Testo del documento →
━━━━

Passando alla questione concernente l'art. 51, l'Avvocatura mette in evidenza che l'iscrizione provvisoria a ruolo, mentre da un canto nulla ha a che vedere col principio del solve et repete e non viola l'art. 24 della Costituzione, non incide sulla neutralità della funzione giurisdizionale, perché la Giunta comunale, adottando il relativo provvedimento, esercita una funzione amministrativa nel rispetto dei criteri di obiettività, correttezza ed adeguatezza ai fini pubblici. La ratio della disposizione é da ricercarsi nell'interesse generale alla riscossione dei tributi, che condiziona la vita dell'ente pubblico e che perciò risulta garantita dalla Costituzione, ed il potere conferito alla Giunta non viola né l'art. 3 Cost. né l'art. 53 Cost.: non il primo, perché la provvisoria iscrizione a ruolo riguarda tutte le decisioni di primo grado e la facoltà relativa é rimessa al prudente apprezzamento della pubblica amministrazione, non al suo incontrollato arbitrio; non il secondo, perché il principio della capacità contributiva deve porsi in relazione con il presupposto dell'obbligazione tributaria e perché la provvisorietà del prelievo, giustificata dalla presunzione di giustizia che assiste la decisione, non esclude la possibilità del rimborso nel caso in cui la decisione impugnata venga riformata.

━━━━

Righe estratte →
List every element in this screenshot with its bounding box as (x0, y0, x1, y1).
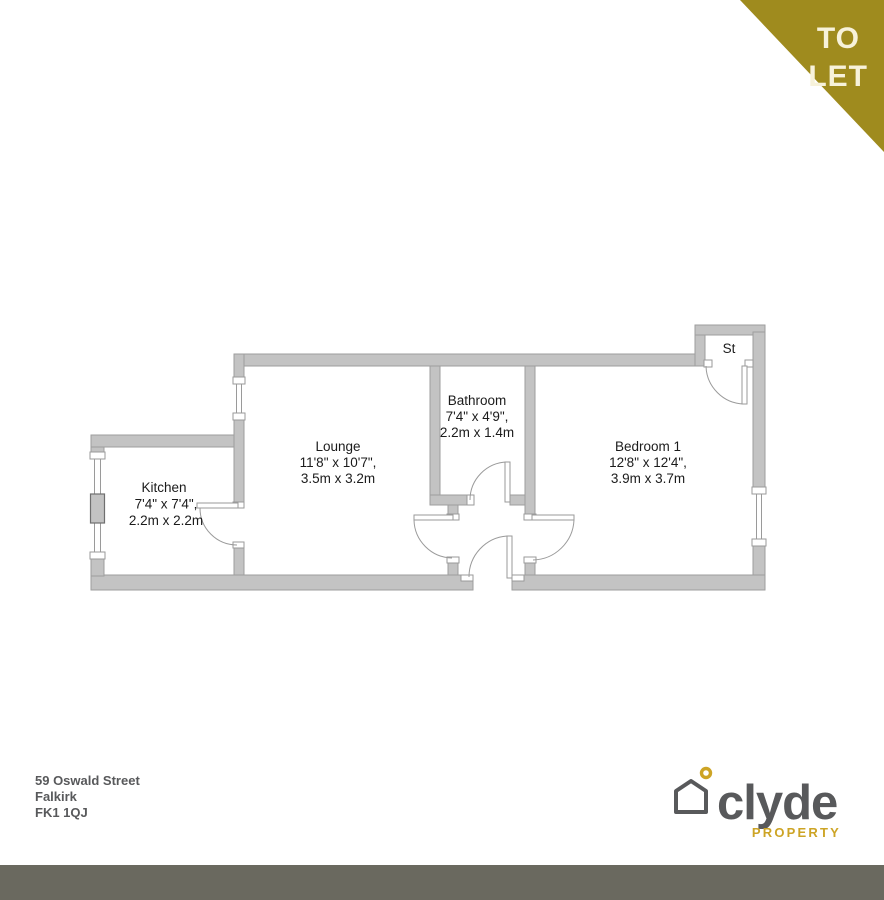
banner-line1: TO (817, 22, 860, 55)
address-line2: Falkirk (35, 789, 78, 804)
kitchen-window (90, 452, 105, 559)
brand-tagline: PROPERTY (752, 825, 841, 840)
footer-strip (0, 865, 884, 900)
brand-name: clyde (717, 776, 837, 830)
brand-logo: clyde PROPERTY (676, 769, 841, 841)
to-let-banner: TO LET (740, 0, 884, 152)
bedroom-window (752, 487, 766, 546)
lounge-metric: 3.5m x 3.2m (301, 471, 375, 486)
storage-door (704, 360, 753, 404)
bedroom-door (524, 514, 574, 563)
lounge-name: Lounge (315, 439, 360, 454)
floor-plan-canvas: TO LET (0, 0, 884, 900)
lounge-imperial: 11'8" x 10'7", (300, 455, 377, 470)
gold-dot-icon (702, 769, 711, 778)
page: TO LET (0, 0, 884, 900)
bathroom-metric: 2.2m x 1.4m (440, 425, 514, 440)
room-label-lounge: Lounge 11'8" x 10'7", 3.5m x 3.2m (300, 439, 377, 486)
front-door (461, 536, 524, 581)
house-icon (676, 781, 706, 812)
kitchen-imperial: 7'4" x 7'4", (135, 497, 198, 512)
bathroom-imperial: 7'4" x 4'9", (446, 409, 509, 424)
lounge-window (233, 377, 245, 420)
storage-label: St (723, 341, 736, 356)
kitchen-metric: 2.2m x 2.2m (129, 513, 203, 528)
lounge-door (414, 514, 459, 563)
bedroom1-imperial: 12'8" x 12'4", (609, 455, 687, 470)
address-line1: 59 Oswald Street (35, 773, 140, 788)
room-label-bedroom1: Bedroom 1 12'8" x 12'4", 3.9m x 3.7m (609, 439, 687, 486)
kitchen-name: Kitchen (141, 480, 186, 495)
room-label-bathroom: Bathroom 7'4" x 4'9", 2.2m x 1.4m (440, 393, 514, 440)
banner-line2: LET (808, 60, 868, 93)
room-label-kitchen: Kitchen 7'4" x 7'4", 2.2m x 2.2m (129, 480, 203, 528)
bedroom1-metric: 3.9m x 3.7m (611, 471, 685, 486)
address-line3: FK1 1QJ (35, 805, 88, 820)
address-block: 59 Oswald Street Falkirk FK1 1QJ (35, 773, 140, 820)
bathroom-name: Bathroom (448, 393, 507, 408)
kitchen-door (197, 502, 244, 548)
bathroom-door (467, 462, 510, 505)
bedroom1-name: Bedroom 1 (615, 439, 681, 454)
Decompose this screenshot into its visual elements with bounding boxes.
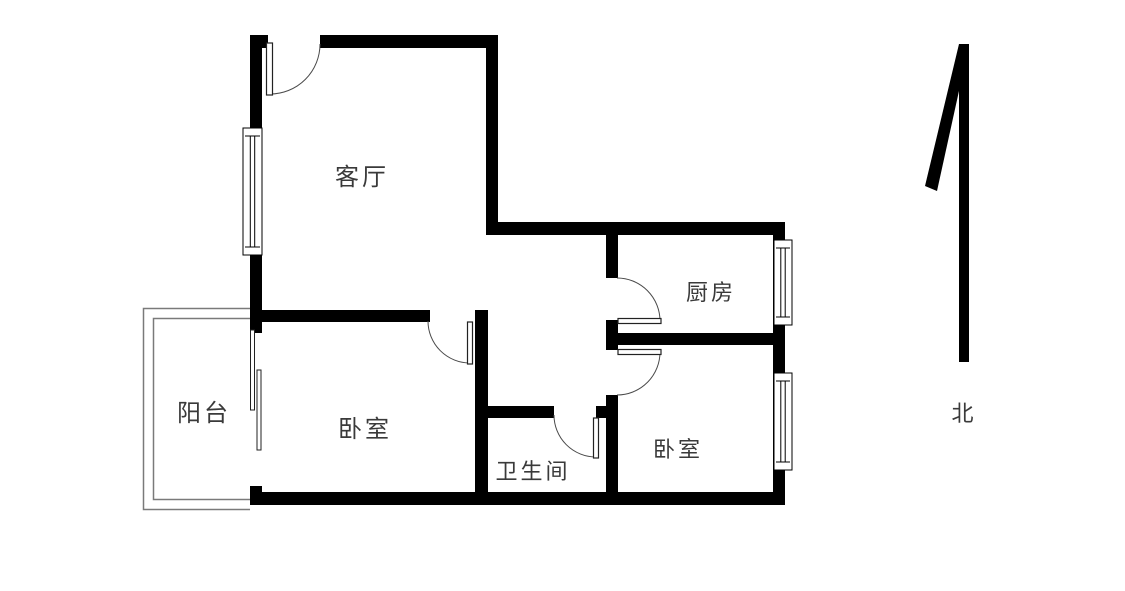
wall-hall-east-lower: [606, 395, 618, 505]
wall-kitchen-south: [608, 333, 785, 345]
window-living-room: [243, 128, 262, 255]
room-label-bedroom-west: 卧室: [338, 417, 392, 441]
room-label-living-room: 客厅: [335, 165, 389, 189]
door-entry-swing-arc: [270, 44, 320, 94]
door-entry-leaf: [267, 43, 273, 95]
door-bedroom-west-leaf: [468, 322, 473, 364]
floor-plan: 客厅 厨房 阳台 卧室 卫生间 卧室 北: [0, 0, 1125, 591]
wall-livingroom-east: [486, 35, 498, 235]
wall-balcony-stub: [250, 486, 262, 505]
room-label-balcony: 阳台: [177, 401, 231, 425]
door-bedroom-east-swing-arc: [617, 352, 660, 395]
door-bathroom-swing-arc: [554, 415, 596, 457]
floor-plan-canvas: [0, 0, 1125, 591]
window-kitchen: [774, 240, 792, 325]
wall-hall-east-mid: [606, 320, 618, 350]
door-kitchen-leaf: [618, 319, 661, 324]
room-label-bathroom: 卫生间: [495, 462, 570, 484]
wall-bedroom-west-north: [250, 310, 430, 322]
door-kitchen-swing-arc: [617, 278, 660, 321]
room-label-kitchen: 厨房: [686, 283, 736, 305]
door-bedroom-west-swing-arc: [428, 321, 470, 363]
wall-kitchen-north: [486, 222, 785, 235]
sliding-panel-b: [257, 370, 261, 450]
window-bedroom-east: [774, 373, 792, 470]
room-label-bedroom-east: 卧室: [653, 440, 703, 462]
wall-south: [250, 492, 785, 505]
wall-hall-east-upper: [606, 235, 618, 278]
north-label: 北: [951, 404, 976, 426]
wall-bathroom-north: [488, 406, 554, 418]
door-bedroom-east-leaf: [618, 350, 661, 355]
wall-mid-vertical: [475, 310, 488, 505]
sliding-panel-a: [251, 330, 255, 410]
north-arrow-shaft: [959, 44, 969, 362]
wall-top-right: [320, 35, 498, 48]
door-bathroom-leaf: [594, 418, 599, 458]
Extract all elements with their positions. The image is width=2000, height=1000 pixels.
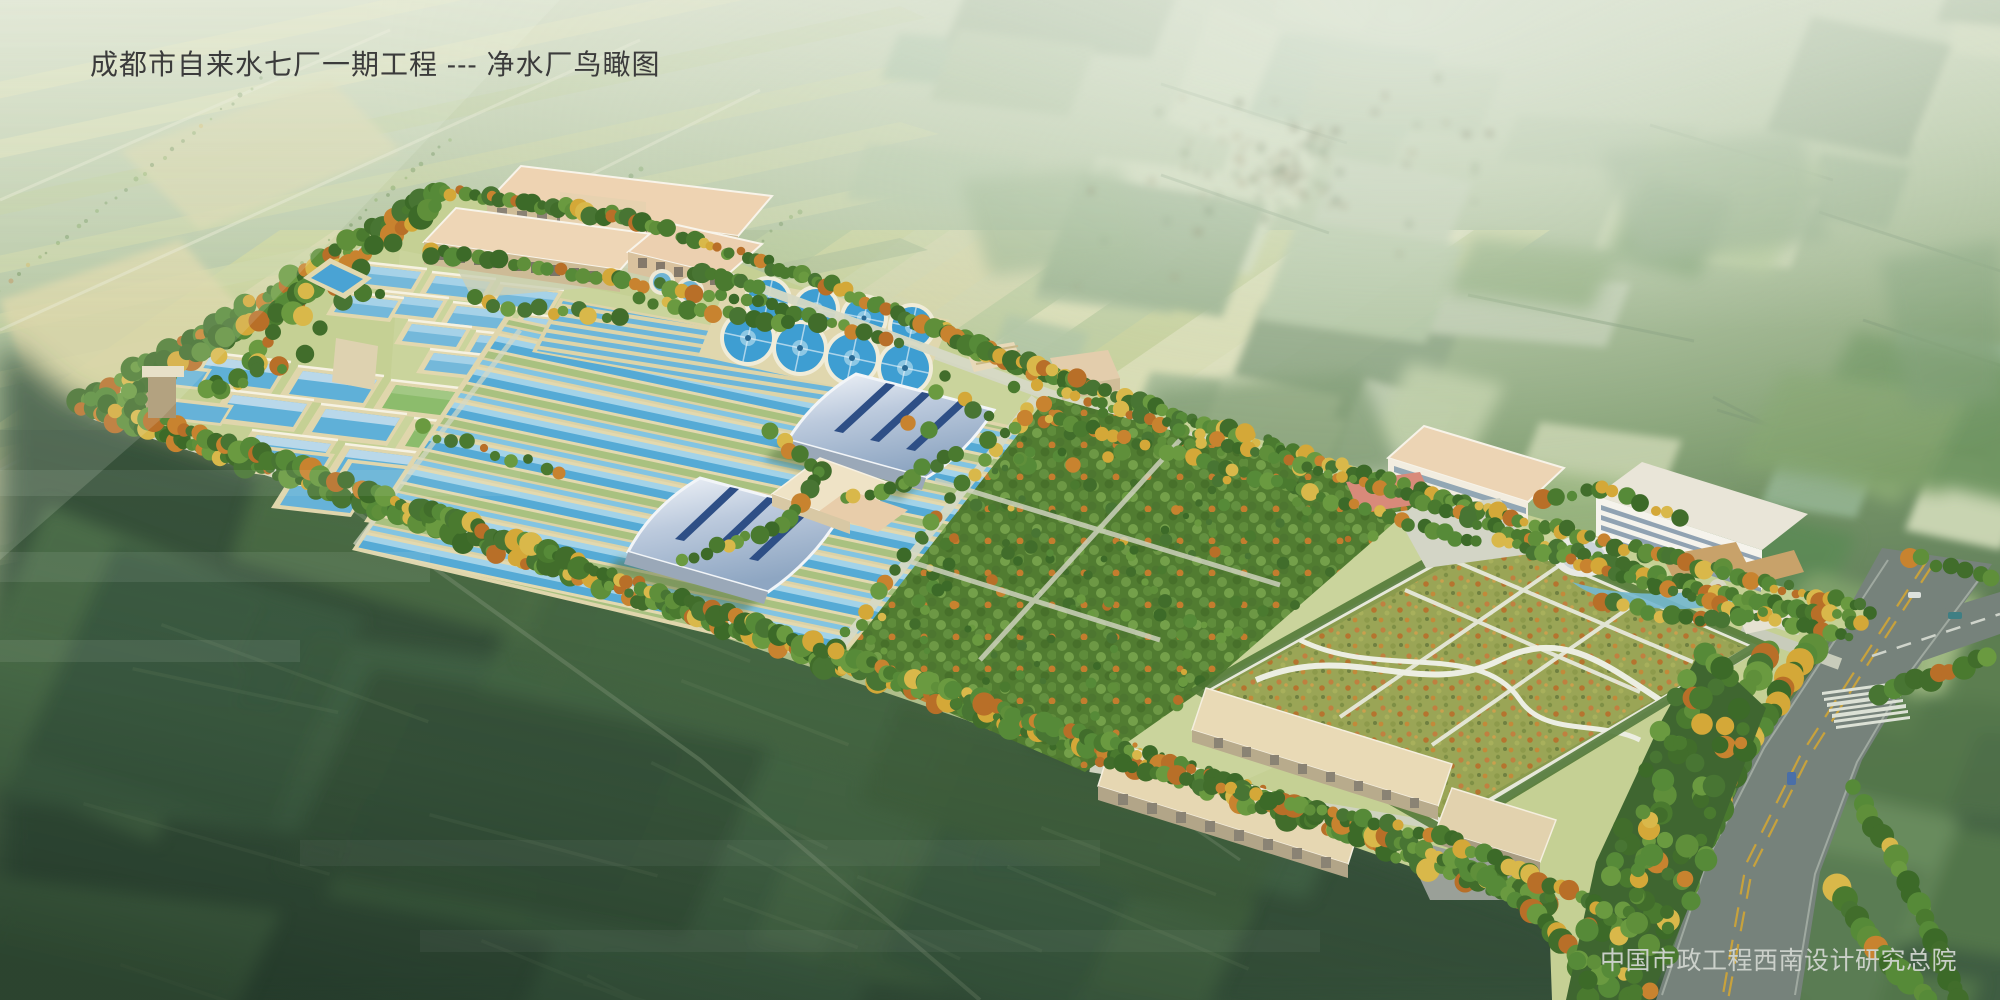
svg-text:中国市政工程西南设计研究总院: 中国市政工程西南设计研究总院 [1600, 947, 1957, 975]
svg-text:成都市自来水七厂一期工程 --- 净水厂鸟瞰图: 成都市自来水七厂一期工程 --- 净水厂鸟瞰图 [90, 49, 661, 80]
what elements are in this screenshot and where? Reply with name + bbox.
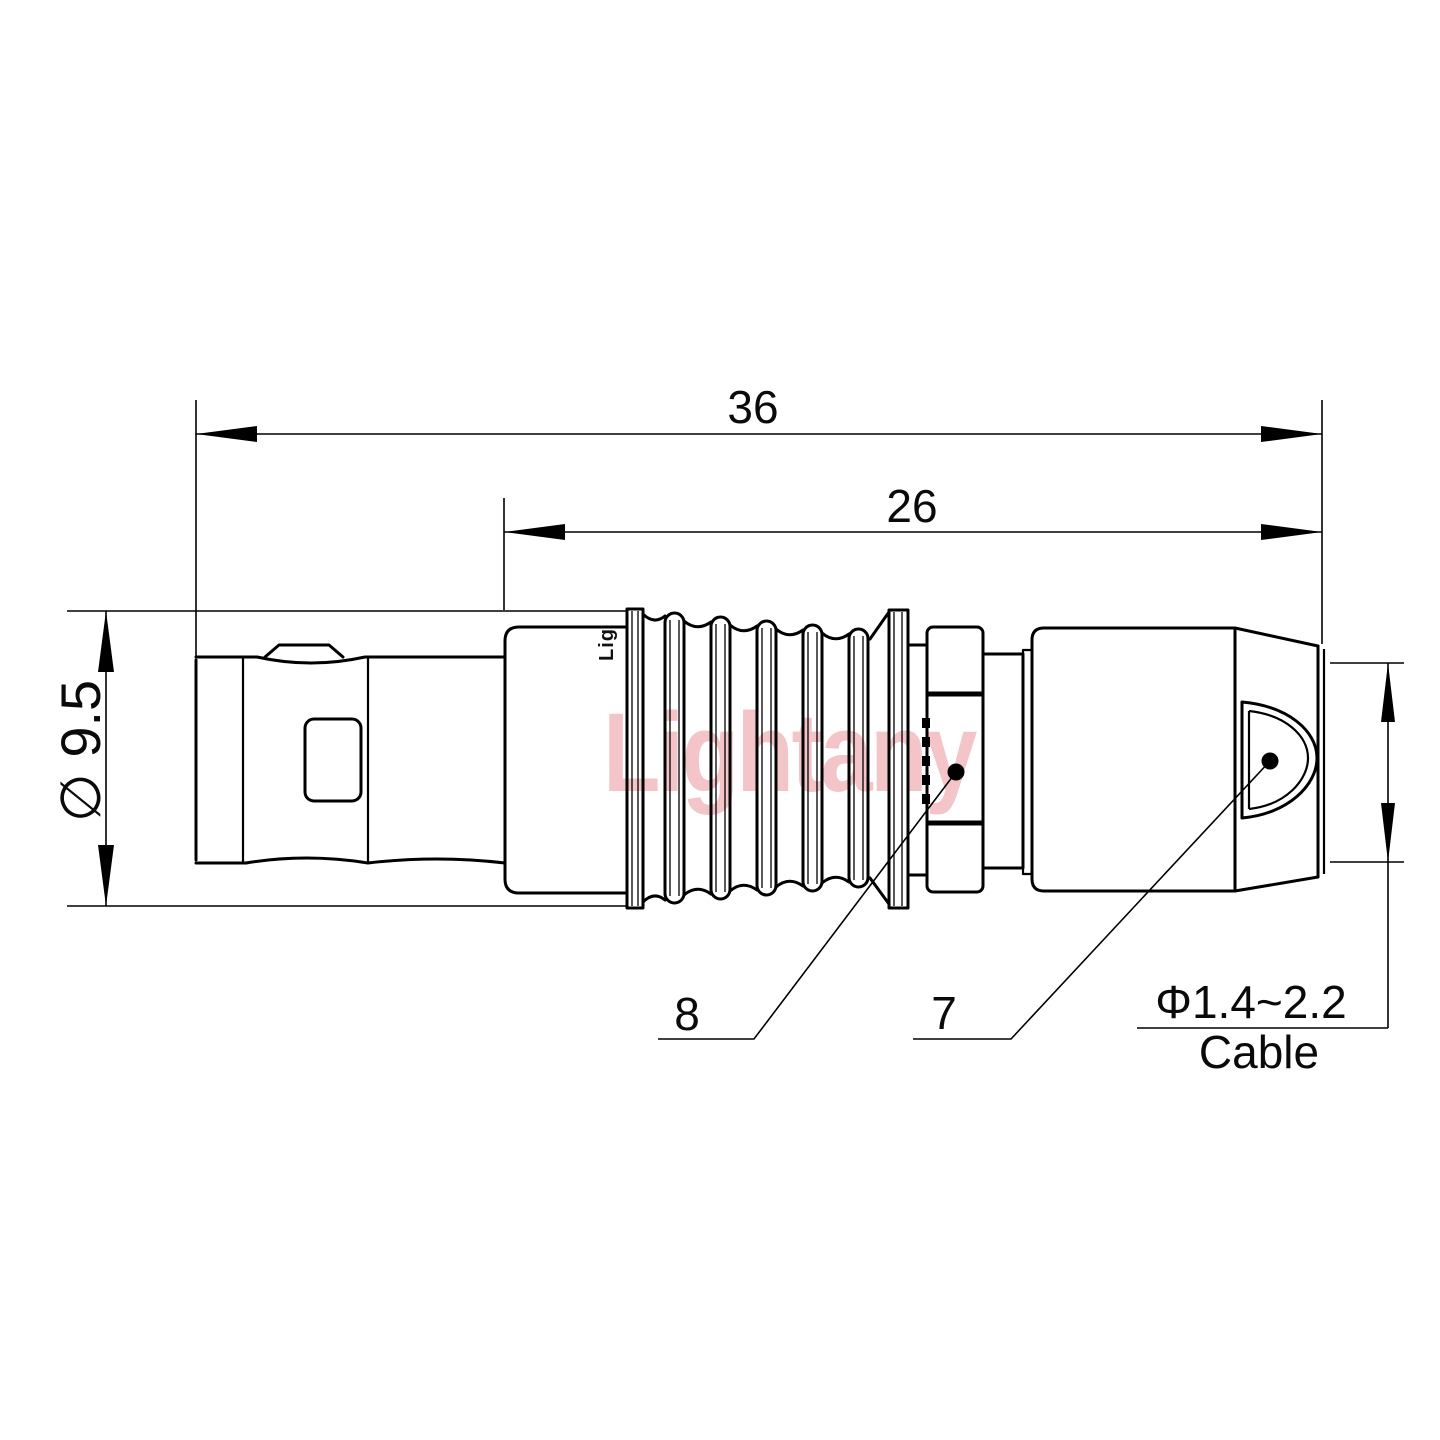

━━━━

Requisiti del compito → Nel testo sull'iscrizione provvisoria a ruolo, perché secondo l'Avvocatura il potere conferito alla Giunta non viola l'art. 3 Cost.?

Risposta → Perché la provvisoria iscrizione a ruolo riguarda tutte le decisioni di primo grado e la relativa facoltà è rimessa al prudente apprezzamento della pubblica amministrazione, non al suo incontrollato arbitrio.